═══ Extracted information

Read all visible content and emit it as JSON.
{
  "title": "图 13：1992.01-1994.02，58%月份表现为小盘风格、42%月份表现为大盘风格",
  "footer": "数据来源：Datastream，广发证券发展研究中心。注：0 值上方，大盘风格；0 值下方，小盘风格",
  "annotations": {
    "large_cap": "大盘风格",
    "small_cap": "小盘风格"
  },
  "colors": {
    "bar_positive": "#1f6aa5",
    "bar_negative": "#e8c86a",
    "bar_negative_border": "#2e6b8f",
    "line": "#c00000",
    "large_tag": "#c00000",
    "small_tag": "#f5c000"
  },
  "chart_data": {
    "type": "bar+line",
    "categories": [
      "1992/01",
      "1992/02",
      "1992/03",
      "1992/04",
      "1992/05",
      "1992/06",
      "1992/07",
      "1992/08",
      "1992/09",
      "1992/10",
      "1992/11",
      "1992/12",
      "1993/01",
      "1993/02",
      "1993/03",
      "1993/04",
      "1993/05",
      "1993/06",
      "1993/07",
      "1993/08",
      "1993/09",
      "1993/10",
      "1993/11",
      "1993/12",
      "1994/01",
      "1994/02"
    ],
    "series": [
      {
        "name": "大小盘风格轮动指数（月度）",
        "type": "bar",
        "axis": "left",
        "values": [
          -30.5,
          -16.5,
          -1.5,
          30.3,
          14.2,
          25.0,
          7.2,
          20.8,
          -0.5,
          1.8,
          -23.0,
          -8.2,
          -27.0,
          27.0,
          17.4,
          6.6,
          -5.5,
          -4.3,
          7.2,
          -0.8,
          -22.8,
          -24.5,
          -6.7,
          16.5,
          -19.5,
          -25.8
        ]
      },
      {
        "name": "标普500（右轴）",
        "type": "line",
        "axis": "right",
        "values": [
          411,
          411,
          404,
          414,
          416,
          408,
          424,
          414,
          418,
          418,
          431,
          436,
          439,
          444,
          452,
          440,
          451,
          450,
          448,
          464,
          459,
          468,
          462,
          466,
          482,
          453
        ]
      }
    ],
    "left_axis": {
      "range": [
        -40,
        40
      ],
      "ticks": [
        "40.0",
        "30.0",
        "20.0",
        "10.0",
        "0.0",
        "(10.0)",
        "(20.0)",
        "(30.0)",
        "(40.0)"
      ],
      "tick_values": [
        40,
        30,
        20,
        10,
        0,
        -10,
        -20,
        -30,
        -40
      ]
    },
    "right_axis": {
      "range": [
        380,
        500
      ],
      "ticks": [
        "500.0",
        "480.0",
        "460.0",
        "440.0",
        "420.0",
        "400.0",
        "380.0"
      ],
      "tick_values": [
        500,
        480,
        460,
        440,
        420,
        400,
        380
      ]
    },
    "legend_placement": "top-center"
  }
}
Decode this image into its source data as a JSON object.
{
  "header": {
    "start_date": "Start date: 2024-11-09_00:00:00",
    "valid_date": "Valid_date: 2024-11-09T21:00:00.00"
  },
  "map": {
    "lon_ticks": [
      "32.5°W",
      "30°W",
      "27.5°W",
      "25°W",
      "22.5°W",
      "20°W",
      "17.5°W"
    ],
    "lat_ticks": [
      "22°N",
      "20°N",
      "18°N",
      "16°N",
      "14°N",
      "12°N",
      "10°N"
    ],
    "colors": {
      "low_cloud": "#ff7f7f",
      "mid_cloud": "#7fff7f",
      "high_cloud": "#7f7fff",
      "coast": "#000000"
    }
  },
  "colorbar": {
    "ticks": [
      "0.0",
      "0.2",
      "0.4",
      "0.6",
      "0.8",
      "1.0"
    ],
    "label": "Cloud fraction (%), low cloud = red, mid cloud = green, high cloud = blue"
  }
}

══════

Task statement: Reproduce the records in full, exactly as written.

Output for this exercise:
Read all visible content and emit it as JSON.
{
  "title": "图 13：1992.01-1994.02，58%月份表现为小盘风格、42%月份表现为大盘风格",
  "footer": "数据来源：Datastream，广发证券发展研究中心。注：0 值上方，大盘风格；0 值下方，小盘风格",
  "annotations": {
    "large_cap": "大盘风格",
    "small_cap": "小盘风格"
  },
  "colors": {
    "bar_positive": "#1f6aa5",
    "bar_negative": "#e8c86a",
    "bar_negative_border": "#2e6b8f",
    "line": "#c00000",
    "large_tag": "#c00000",
    "small_tag": "#f5c000"
  },
  "chart_data": {
    "type": "bar+line",
    "categories": [
      "1992/01",
      "1992/02",
      "1992/03",
      "1992/04",
      "1992/05",
      "1992/06",
      "1992/07",
      "1992/08",
      "1992/09",
      "1992/10",
      "1992/11",
      "1992/12",
      "1993/01",
      "1993/02",
      "1993/03",
      "1993/04",
      "1993/05",
      "1993/06",
      "1993/07",
      "1993/08",
      "1993/09",
      "1993/10",
      "1993/11",
      "1993/12",
      "1994/01",
      "1994/02"
    ],
    "series": [
      {
        "name": "大小盘风格轮动指数（月度）",
        "type": "bar",
        "axis": "left",
        "values": [
          -30.5,
          -16.5,
          -1.5,
          30.3,
          14.2,
          25.0,
          7.2,
          20.8,
          -0.5,
          1.8,
          -23.0,
          -8.2,
          -27.0,
          27.0,
          17.4,
          6.6,
          -5.5,
          -4.3,
          7.2,
          -0.8,
          -22.8,
          -24.5,
          -6.7,
          16.5,
          -19.5,
          -25.8
        ]
      },
      {
        "name": "标普500（右轴）",
        "type": "line",
        "axis": "right",
        "values": [
          411,
          411,
          404,
          414,
          416,
          408,
          424,
          414,
          418,
          418,
          431,
          436,
          439,
          444,
          452,
          440,
          451,
          450,
          448,
          464,
          459,
          468,
          462,
          466,
          482,
          453
        ]
      }
    ],
    "left_axis": {
      "range": [
        -40,
        40
      ],
      "ticks": [
        "40.0",
        "30.0",
        "20.0",
        "10.0",
        "0.0",
        "(10.0)",
        "(20.0)",
        "(30.0)",
        "(40.0)"
      ],
      "tick_values": [
        40,
        30,
        20,
        10,
        0,
        -10,
        -20,
        -30,
        -40
      ]
    },
    "right_axis": {
      "range": [
        380,
        500
      ],
      "ticks": [
        "500.0",
        "480.0",
        "460.0",
        "440.0",
        "420.0",
        "400.0",
        "380.0"
      ],
      "tick_values": [
        500,
        480,
        460,
        440,
        420,
        400,
        380
      ]
    },
    "legend_placement": "top-center"
  }
}
Decode this image into its source data as a JSON object.
{
  "header": {
    "start_date": "Start date: 2024-11-09_00:00:00",
    "valid_date": "Valid_date: 2024-11-09T21:00:00.00"
  },
  "map": {
    "lon_ticks": [
      "32.5°W",
      "30°W",
      "27.5°W",
      "25°W",
      "22.5°W",
      "20°W",
      "17.5°W"
    ],
    "lat_ticks": [
      "22°N",
      "20°N",
      "18°N",
      "16°N",
      "14°N",
      "12°N",
      "10°N"
    ],
    "colors": {
      "low_cloud": "#ff7f7f",
      "mid_cloud": "#7fff7f",
      "high_cloud": "#7f7fff",
      "coast": "#000000"
    }
  },
  "colorbar": {
    "ticks": [
      "0.0",
      "0.2",
      "0.4",
      "0.6",
      "0.8",
      "1.0"
    ],
    "label": "Cloud fraction (%), low cloud = red, mid cloud = green, high cloud = blue"
  }
}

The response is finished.